What you need to do:
(1) Duplicate the passage of the make-sql-cmds script note below, everything from "Introduction" down to "in the code.".
(2) Set down the lines of the listing below, everything from its start down to the line containing "Enumerate the UI", omitting the pictures.

Text provided:
· · · ·

Appendix - A Shell Script to Create Relational Tables


Introduction

This note describes make-sql-cmds, a shell script that creates a series of tables in a relational database. The tables contain data describing the code for version 2.7b of the Mosaic World-Wide Web browser. This script is not specific to Mosaic; it may be used with any code for which the proper data files exist.

The script accepts one of the four arguments "globals", "symbols", "calls", or "procs". Each argument produces one table: the globals table contains information about global variable definitions; the symbols table contains information about every symbol appearing in the code; the calls table contains information about each procedure call appearing in the code; and the procs table contains information abut the procedure definitions appearing in the code.

· · · ·

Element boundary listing

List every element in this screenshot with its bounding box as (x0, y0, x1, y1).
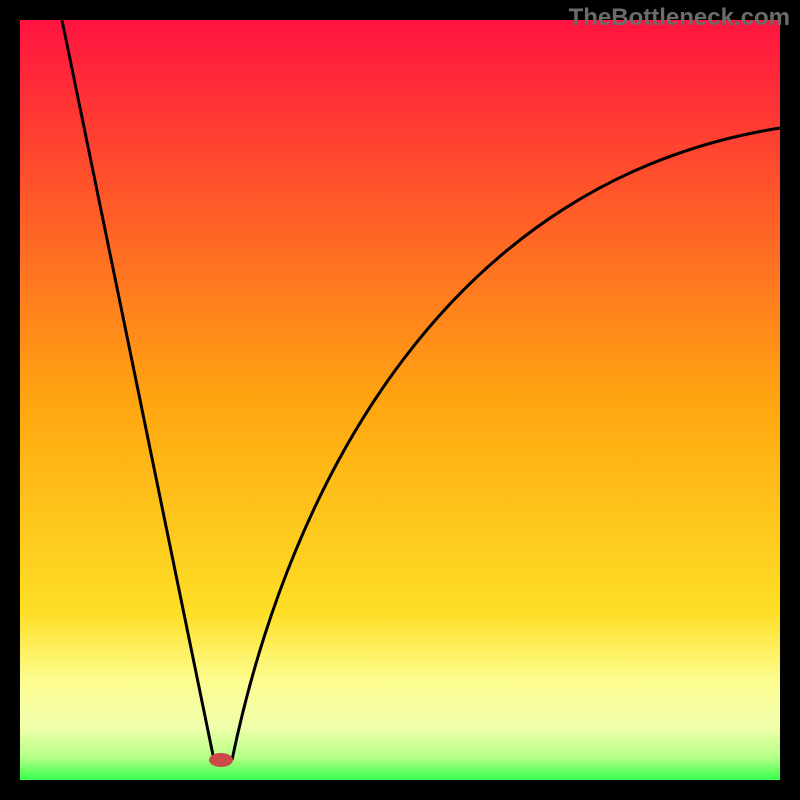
chart-frame: TheBottleneck.com (0, 0, 800, 800)
optimum-marker (209, 753, 233, 767)
plot-area (20, 20, 780, 780)
chart-svg (0, 0, 800, 800)
watermark-text: TheBottleneck.com (569, 4, 790, 32)
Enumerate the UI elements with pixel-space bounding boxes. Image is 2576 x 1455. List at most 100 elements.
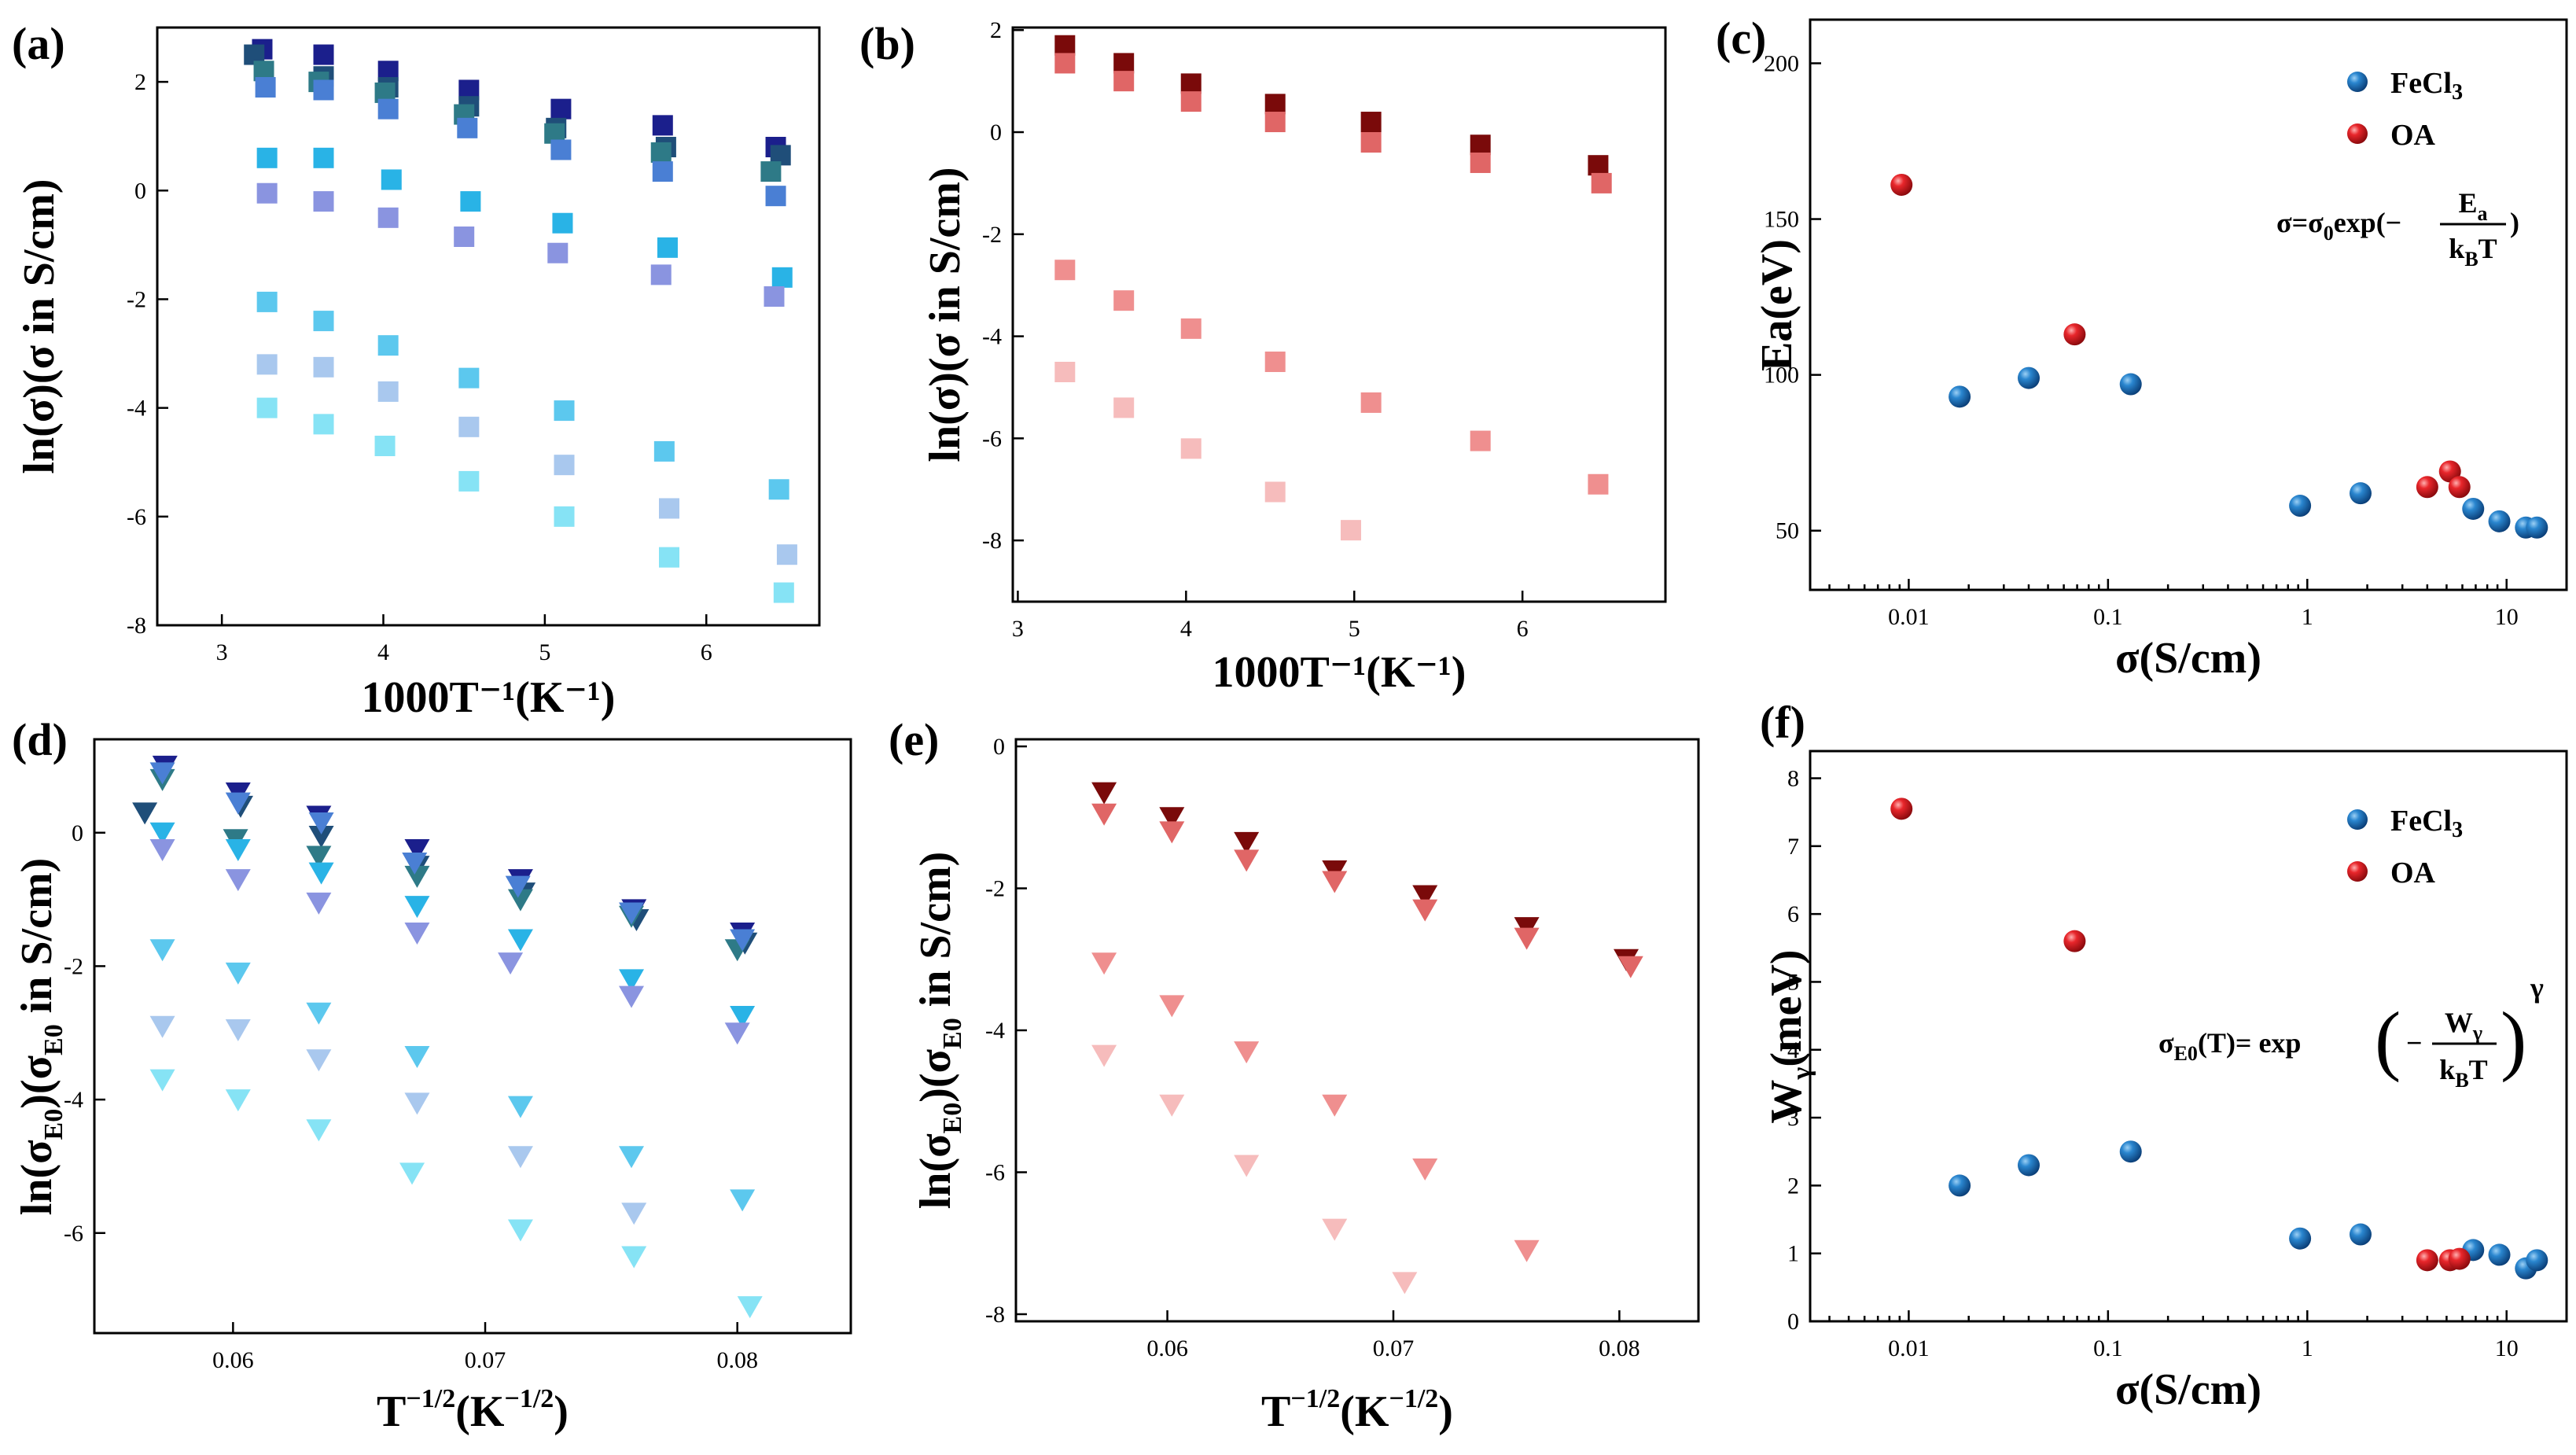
point-a bbox=[377, 207, 399, 228]
point-e bbox=[1159, 995, 1185, 1018]
point-b bbox=[1470, 152, 1491, 173]
point-a bbox=[377, 381, 399, 402]
formula-c-close: ) bbox=[2510, 207, 2519, 238]
point-d bbox=[306, 1002, 332, 1025]
point-d bbox=[404, 896, 430, 919]
point-e bbox=[1091, 782, 1117, 805]
point-b bbox=[1113, 290, 1135, 311]
axis-title-x-f: σ(S/cm) bbox=[2115, 1365, 2261, 1414]
point-d bbox=[132, 802, 158, 825]
x-tick-label-e: 0.07 bbox=[1373, 1335, 1415, 1361]
point-d bbox=[225, 838, 251, 861]
legend-marker-oa-c bbox=[2347, 123, 2368, 144]
point-d bbox=[225, 1019, 251, 1042]
plot-b: 3 4 5 6 -8 -6 -4 -2 0 2 bbox=[982, 17, 1612, 642]
y-tick-label-e: -2 bbox=[985, 876, 1005, 902]
panel-label-c: (c) bbox=[1716, 13, 1766, 64]
point-a bbox=[652, 115, 673, 136]
point-a bbox=[381, 169, 402, 190]
series-d-s2 bbox=[132, 795, 758, 955]
point-e bbox=[1159, 821, 1185, 844]
point-d bbox=[306, 845, 332, 868]
formula-f-exponent: γ bbox=[2530, 972, 2544, 1004]
point-e bbox=[1159, 807, 1185, 830]
panel-f bbox=[1809, 750, 2568, 1323]
legend-label-oa-c: OA bbox=[2390, 119, 2436, 152]
point-e bbox=[1412, 885, 1438, 908]
point-c bbox=[2119, 373, 2142, 396]
point-d bbox=[306, 892, 332, 915]
point-b bbox=[1360, 112, 1382, 133]
point-b bbox=[1113, 53, 1135, 74]
point-d bbox=[724, 1022, 750, 1045]
point-f bbox=[2017, 1154, 2040, 1177]
y-tick-label-a: -6 bbox=[127, 504, 146, 530]
series-d-s8 bbox=[149, 1015, 647, 1225]
y-tick-label-b: -6 bbox=[982, 425, 1002, 451]
series-b-s3 bbox=[1054, 260, 1609, 495]
point-a bbox=[454, 227, 475, 247]
point-c bbox=[2289, 495, 2312, 518]
axis-title-y-f: Wγ(meV) bbox=[1762, 949, 1816, 1123]
series-d-s6 bbox=[149, 838, 750, 1045]
point-a bbox=[659, 547, 680, 568]
point-e bbox=[1234, 1041, 1260, 1064]
x-tick-label-b: 6 bbox=[1517, 616, 1529, 642]
panel-label-b: (b) bbox=[859, 18, 915, 69]
point-c bbox=[2462, 497, 2485, 520]
axis-title-y-d: ln(σE0)(σE0 in S/cm) bbox=[13, 858, 68, 1216]
point-d bbox=[507, 1096, 533, 1118]
point-a bbox=[554, 455, 575, 476]
point-c bbox=[2349, 482, 2372, 505]
plot-f: 0.01 0.1 1 10 0 1 2 3 4 5 6 7 8 bbox=[1787, 766, 2548, 1361]
x-tick-label-c: 1 bbox=[2302, 604, 2313, 630]
formula-f-paren-close: ) bbox=[2501, 996, 2526, 1083]
point-e bbox=[1234, 1155, 1260, 1177]
point-d bbox=[737, 1296, 763, 1319]
y-tick-label-a: 2 bbox=[134, 69, 146, 95]
point-d bbox=[149, 939, 175, 962]
point-d bbox=[225, 792, 251, 815]
axis-title-x-b: 1000T⁻¹(K⁻¹) bbox=[1213, 648, 1466, 697]
point-d bbox=[619, 1146, 645, 1169]
axis-title-y-e: ln(σE0)(σE0 in S/cm) bbox=[911, 852, 967, 1210]
point-d bbox=[730, 1189, 756, 1212]
point-a bbox=[313, 44, 334, 65]
series-b-s1 bbox=[1054, 35, 1609, 176]
y-tick-label-b: -8 bbox=[982, 528, 1002, 554]
point-d bbox=[308, 812, 334, 835]
point-a bbox=[650, 142, 672, 163]
point-a bbox=[313, 147, 334, 168]
point-b bbox=[1264, 481, 1286, 503]
point-b bbox=[1470, 430, 1491, 451]
point-d bbox=[225, 1089, 251, 1112]
point-d bbox=[404, 923, 430, 945]
panel-label-e: (e) bbox=[889, 714, 939, 765]
point-b bbox=[1470, 134, 1491, 156]
formula-f-left: σE0(T)= exp bbox=[2158, 1027, 2301, 1065]
point-a bbox=[256, 182, 278, 204]
point-b bbox=[1360, 392, 1382, 413]
point-d bbox=[498, 952, 524, 975]
point-e bbox=[1159, 1094, 1185, 1117]
axis-title-y-c: Ea(eV) bbox=[1753, 239, 1801, 371]
x-tick-label-a: 4 bbox=[377, 639, 389, 665]
x-tick-label-b: 3 bbox=[1012, 616, 1024, 642]
y-tick-label-f: 8 bbox=[1787, 766, 1799, 792]
y-tick-label-b: 0 bbox=[990, 120, 1002, 146]
x-tick-label-c: 0.01 bbox=[1888, 604, 1930, 630]
y-tick-label-a: -4 bbox=[127, 396, 146, 422]
panel-label-a: (a) bbox=[12, 18, 65, 69]
series-d-s5 bbox=[149, 822, 756, 1029]
point-a bbox=[313, 191, 334, 212]
point-f bbox=[2448, 1247, 2471, 1270]
point-b bbox=[1588, 155, 1609, 176]
axis-title-x-a: 1000T⁻¹(K⁻¹) bbox=[362, 673, 616, 722]
point-c bbox=[2526, 516, 2548, 539]
y-tick-label-a: 0 bbox=[134, 178, 146, 204]
series-c-FeCl3 bbox=[1949, 367, 2548, 539]
x-tick-label-c: 0.1 bbox=[2093, 604, 2123, 630]
x-tick-label-b: 5 bbox=[1349, 616, 1360, 642]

· · · ·

Answers to each task:
(1)
Introduction

This note describes make-sql-cmds, a shell script that creates a series of tables in a relational database. The tables contain data describing the code for version 2.7b of the Mosaic World-Wide Web browser. This script is not specific to Mosaic; it may be used with any code for which the proper data files exist.

The script accepts one of the four arguments "globals", "symbols", "calls", or "procs". Each argument produces one table: the globals table contains information about global variable definitions; the symbols table contains information about every symbol appearing in the code; the calls table contains information about each procedure call appearing in the code; and the procs table contains information abut the procedure definitions appearing in the code.

(2)
List every element in this screenshot with its bounding box as (x0, y0, x1, y1).
chart-frame: TheBottleneck.com (0, 0, 800, 800)
optimum-marker (209, 753, 233, 767)
plot-area (20, 20, 780, 780)
chart-svg (0, 0, 800, 800)
watermark-text: TheBottleneck.com (569, 4, 790, 32)
Enumerate the UI elements with pixel-space bounding boxes. Image is 2576 x 1455. List at most 100 elements.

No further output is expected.